Repeat the whole listing exactly as written.

Dataset items:
# # # #

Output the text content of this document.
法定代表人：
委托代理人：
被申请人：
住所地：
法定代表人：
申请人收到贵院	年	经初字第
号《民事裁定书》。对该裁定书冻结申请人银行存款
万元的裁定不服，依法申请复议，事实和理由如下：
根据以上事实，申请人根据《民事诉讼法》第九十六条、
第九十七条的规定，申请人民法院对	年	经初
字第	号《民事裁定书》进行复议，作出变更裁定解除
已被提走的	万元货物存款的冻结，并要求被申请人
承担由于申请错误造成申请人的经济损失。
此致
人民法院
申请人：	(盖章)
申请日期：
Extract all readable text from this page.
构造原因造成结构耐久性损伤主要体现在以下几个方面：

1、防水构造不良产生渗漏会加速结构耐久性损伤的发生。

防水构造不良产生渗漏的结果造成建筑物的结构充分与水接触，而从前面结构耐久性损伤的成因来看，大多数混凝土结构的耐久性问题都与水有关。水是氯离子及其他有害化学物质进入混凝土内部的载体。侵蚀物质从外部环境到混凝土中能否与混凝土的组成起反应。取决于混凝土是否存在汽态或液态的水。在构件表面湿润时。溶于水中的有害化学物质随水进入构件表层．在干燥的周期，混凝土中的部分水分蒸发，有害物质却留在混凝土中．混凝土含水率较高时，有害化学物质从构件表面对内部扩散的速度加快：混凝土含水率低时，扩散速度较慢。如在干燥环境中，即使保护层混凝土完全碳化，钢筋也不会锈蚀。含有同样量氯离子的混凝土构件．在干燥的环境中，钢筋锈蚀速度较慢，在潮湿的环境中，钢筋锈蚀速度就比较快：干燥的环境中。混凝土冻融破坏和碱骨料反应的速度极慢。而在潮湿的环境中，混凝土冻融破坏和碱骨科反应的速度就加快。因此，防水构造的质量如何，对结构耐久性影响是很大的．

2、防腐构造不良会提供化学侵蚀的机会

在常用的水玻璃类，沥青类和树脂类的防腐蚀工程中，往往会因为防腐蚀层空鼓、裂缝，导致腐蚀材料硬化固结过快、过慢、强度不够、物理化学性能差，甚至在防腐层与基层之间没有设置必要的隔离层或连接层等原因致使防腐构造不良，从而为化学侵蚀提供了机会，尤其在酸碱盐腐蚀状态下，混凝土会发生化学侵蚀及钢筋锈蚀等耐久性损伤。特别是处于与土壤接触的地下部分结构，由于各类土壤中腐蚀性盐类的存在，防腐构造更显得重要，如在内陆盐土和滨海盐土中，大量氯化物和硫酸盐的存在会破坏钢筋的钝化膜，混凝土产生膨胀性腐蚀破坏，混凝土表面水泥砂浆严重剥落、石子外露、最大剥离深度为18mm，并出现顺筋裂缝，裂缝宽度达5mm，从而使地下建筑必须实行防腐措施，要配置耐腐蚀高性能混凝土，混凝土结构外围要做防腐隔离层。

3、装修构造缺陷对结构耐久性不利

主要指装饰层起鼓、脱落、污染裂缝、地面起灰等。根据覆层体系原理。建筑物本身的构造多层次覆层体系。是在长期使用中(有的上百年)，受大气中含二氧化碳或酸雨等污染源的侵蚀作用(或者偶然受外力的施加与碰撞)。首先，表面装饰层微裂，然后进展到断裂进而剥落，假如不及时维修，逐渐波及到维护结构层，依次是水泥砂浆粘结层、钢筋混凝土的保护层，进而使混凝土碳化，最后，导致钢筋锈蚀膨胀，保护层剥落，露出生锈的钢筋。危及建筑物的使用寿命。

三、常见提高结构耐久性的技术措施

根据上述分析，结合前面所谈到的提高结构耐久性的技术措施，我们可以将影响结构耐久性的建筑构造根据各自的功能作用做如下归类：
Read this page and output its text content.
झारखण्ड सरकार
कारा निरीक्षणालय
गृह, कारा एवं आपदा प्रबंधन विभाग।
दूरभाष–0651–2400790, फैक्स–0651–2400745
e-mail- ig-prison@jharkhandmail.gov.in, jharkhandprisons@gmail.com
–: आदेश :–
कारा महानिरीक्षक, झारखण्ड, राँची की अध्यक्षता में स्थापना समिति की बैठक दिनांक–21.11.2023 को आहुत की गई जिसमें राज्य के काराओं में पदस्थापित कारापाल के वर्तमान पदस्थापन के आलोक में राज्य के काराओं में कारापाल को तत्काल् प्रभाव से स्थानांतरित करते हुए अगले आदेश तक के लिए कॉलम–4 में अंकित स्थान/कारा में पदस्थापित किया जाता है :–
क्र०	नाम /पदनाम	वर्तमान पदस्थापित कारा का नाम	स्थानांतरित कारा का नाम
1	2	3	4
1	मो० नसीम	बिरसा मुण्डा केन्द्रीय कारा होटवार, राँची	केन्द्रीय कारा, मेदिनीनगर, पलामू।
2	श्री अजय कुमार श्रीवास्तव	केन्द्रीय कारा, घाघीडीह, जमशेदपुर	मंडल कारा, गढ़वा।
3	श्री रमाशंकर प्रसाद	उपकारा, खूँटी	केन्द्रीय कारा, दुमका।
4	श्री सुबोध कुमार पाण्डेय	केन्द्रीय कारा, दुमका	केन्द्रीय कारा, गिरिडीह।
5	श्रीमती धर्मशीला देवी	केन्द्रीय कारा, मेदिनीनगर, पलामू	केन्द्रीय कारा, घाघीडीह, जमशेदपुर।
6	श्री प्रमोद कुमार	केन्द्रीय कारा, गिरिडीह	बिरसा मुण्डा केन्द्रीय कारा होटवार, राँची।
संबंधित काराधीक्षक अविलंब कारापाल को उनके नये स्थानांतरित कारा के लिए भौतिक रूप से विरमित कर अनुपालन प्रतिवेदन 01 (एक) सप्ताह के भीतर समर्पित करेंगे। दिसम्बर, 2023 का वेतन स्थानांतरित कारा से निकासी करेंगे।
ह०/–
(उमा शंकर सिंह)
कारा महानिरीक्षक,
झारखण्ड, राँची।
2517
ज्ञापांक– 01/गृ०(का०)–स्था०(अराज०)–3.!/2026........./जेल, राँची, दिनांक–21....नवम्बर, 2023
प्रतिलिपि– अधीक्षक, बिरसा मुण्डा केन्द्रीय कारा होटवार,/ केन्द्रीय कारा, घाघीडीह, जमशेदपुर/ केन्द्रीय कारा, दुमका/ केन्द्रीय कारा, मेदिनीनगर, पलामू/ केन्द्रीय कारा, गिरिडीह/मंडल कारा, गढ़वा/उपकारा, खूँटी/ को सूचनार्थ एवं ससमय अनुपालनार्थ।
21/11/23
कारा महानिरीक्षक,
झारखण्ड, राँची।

# # # #

● **Answer**
Output the text content of this document.
法定代表人：
委托代理人：
被申请人：
住所地：
法定代表人：
申请人收到贵院	年	经初字第
号《民事裁定书》。对该裁定书冻结申请人银行存款
万元的裁定不服，依法申请复议，事实和理由如下：
根据以上事实，申请人根据《民事诉讼法》第九十六条、
第九十七条的规定，申请人民法院对	年	经初
字第	号《民事裁定书》进行复议，作出变更裁定解除
已被提走的	万元货物存款的冻结，并要求被申请人
承担由于申请错误造成申请人的经济损失。
此致
人民法院
申请人：	(盖章)
申请日期：
Extract all readable text from this page.
构造原因造成结构耐久性损伤主要体现在以下几个方面：

1、防水构造不良产生渗漏会加速结构耐久性损伤的发生。

防水构造不良产生渗漏的结果造成建筑物的结构充分与水接触，而从前面结构耐久性损伤的成因来看，大多数混凝土结构的耐久性问题都与水有关。水是氯离子及其他有害化学物质进入混凝土内部的载体。侵蚀物质从外部环境到混凝土中能否与混凝土的组成起反应。取决于混凝土是否存在汽态或液态的水。在构件表面湿润时。溶于水中的有害化学物质随水进入构件表层．在干燥的周期，混凝土中的部分水分蒸发，有害物质却留在混凝土中．混凝土含水率较高时，有害化学物质从构件表面对内部扩散的速度加快：混凝土含水率低时，扩散速度较慢。如在干燥环境中，即使保护层混凝土完全碳化，钢筋也不会锈蚀。含有同样量氯离子的混凝土构件．在干燥的环境中，钢筋锈蚀速度较慢，在潮湿的环境中，钢筋锈蚀速度就比较快：干燥的环境中。混凝土冻融破坏和碱骨料反应的速度极慢。而在潮湿的环境中，混凝土冻融破坏和碱骨科反应的速度就加快。因此，防水构造的质量如何，对结构耐久性影响是很大的．

2、防腐构造不良会提供化学侵蚀的机会

在常用的水玻璃类，沥青类和树脂类的防腐蚀工程中，往往会因为防腐蚀层空鼓、裂缝，导致腐蚀材料硬化固结过快、过慢、强度不够、物理化学性能差，甚至在防腐层与基层之间没有设置必要的隔离层或连接层等原因致使防腐构造不良，从而为化学侵蚀提供了机会，尤其在酸碱盐腐蚀状态下，混凝土会发生化学侵蚀及钢筋锈蚀等耐久性损伤。特别是处于与土壤接触的地下部分结构，由于各类土壤中腐蚀性盐类的存在，防腐构造更显得重要，如在内陆盐土和滨海盐土中，大量氯化物和硫酸盐的存在会破坏钢筋的钝化膜，混凝土产生膨胀性腐蚀破坏，混凝土表面水泥砂浆严重剥落、石子外露、最大剥离深度为18mm，并出现顺筋裂缝，裂缝宽度达5mm，从而使地下建筑必须实行防腐措施，要配置耐腐蚀高性能混凝土，混凝土结构外围要做防腐隔离层。

3、装修构造缺陷对结构耐久性不利

主要指装饰层起鼓、脱落、污染裂缝、地面起灰等。根据覆层体系原理。建筑物本身的构造多层次覆层体系。是在长期使用中(有的上百年)，受大气中含二氧化碳或酸雨等污染源的侵蚀作用(或者偶然受外力的施加与碰撞)。首先，表面装饰层微裂，然后进展到断裂进而剥落，假如不及时维修，逐渐波及到维护结构层，依次是水泥砂浆粘结层、钢筋混凝土的保护层，进而使混凝土碳化，最后，导致钢筋锈蚀膨胀，保护层剥落，露出生锈的钢筋。危及建筑物的使用寿命。

三、常见提高结构耐久性的技术措施

根据上述分析，结合前面所谈到的提高结构耐久性的技术措施，我们可以将影响结构耐久性的建筑构造根据各自的功能作用做如下归类：
Read this page and output its text content.
झारखण्ड सरकार
कारा निरीक्षणालय
गृह, कारा एवं आपदा प्रबंधन विभाग।
दूरभाष–0651–2400790, फैक्स–0651–2400745
e-mail- ig-prison@jharkhandmail.gov.in, jharkhandprisons@gmail.com
–: आदेश :–
कारा महानिरीक्षक, झारखण्ड, राँची की अध्यक्षता में स्थापना समिति की बैठक दिनांक–21.11.2023 को आहुत की गई जिसमें राज्य के काराओं में पदस्थापित कारापाल के वर्तमान पदस्थापन के आलोक में राज्य के काराओं में कारापाल को तत्काल् प्रभाव से स्थानांतरित करते हुए अगले आदेश तक के लिए कॉलम–4 में अंकित स्थान/कारा में पदस्थापित किया जाता है :–
क्र०	नाम /पदनाम	वर्तमान पदस्थापित कारा का नाम	स्थानांतरित कारा का नाम
1	2	3	4
1	मो० नसीम	बिरसा मुण्डा केन्द्रीय कारा होटवार, राँची	केन्द्रीय कारा, मेदिनीनगर, पलामू।
2	श्री अजय कुमार श्रीवास्तव	केन्द्रीय कारा, घाघीडीह, जमशेदपुर	मंडल कारा, गढ़वा।
3	श्री रमाशंकर प्रसाद	उपकारा, खूँटी	केन्द्रीय कारा, दुमका।
4	श्री सुबोध कुमार पाण्डेय	केन्द्रीय कारा, दुमका	केन्द्रीय कारा, गिरिडीह।
5	श्रीमती धर्मशीला देवी	केन्द्रीय कारा, मेदिनीनगर, पलामू	केन्द्रीय कारा, घाघीडीह, जमशेदपुर।
6	श्री प्रमोद कुमार	केन्द्रीय कारा, गिरिडीह	बिरसा मुण्डा केन्द्रीय कारा होटवार, राँची।
संबंधित काराधीक्षक अविलंब कारापाल को उनके नये स्थानांतरित कारा के लिए भौतिक रूप से विरमित कर अनुपालन प्रतिवेदन 01 (एक) सप्ताह के भीतर समर्पित करेंगे। दिसम्बर, 2023 का वेतन स्थानांतरित कारा से निकासी करेंगे।
ह०/–
(उमा शंकर सिंह)
कारा महानिरीक्षक,
झारखण्ड, राँची।
2517
ज्ञापांक– 01/गृ०(का०)–स्था०(अराज०)–3.!/2026........./जेल, राँची, दिनांक–21....नवम्बर, 2023
प्रतिलिपि– अधीक्षक, बिरसा मुण्डा केन्द्रीय कारा होटवार,/ केन्द्रीय कारा, घाघीडीह, जमशेदपुर/ केन्द्रीय कारा, दुमका/ केन्द्रीय कारा, मेदिनीनगर, पलामू/ केन्द्रीय कारा, गिरिडीह/मंडल कारा, गढ़वा/उपकारा, खूँटी/ को सूचनार्थ एवं ससमय अनुपालनार्थ।
21/11/23
कारा महानिरीक्षक,
झारखण्ड, राँची।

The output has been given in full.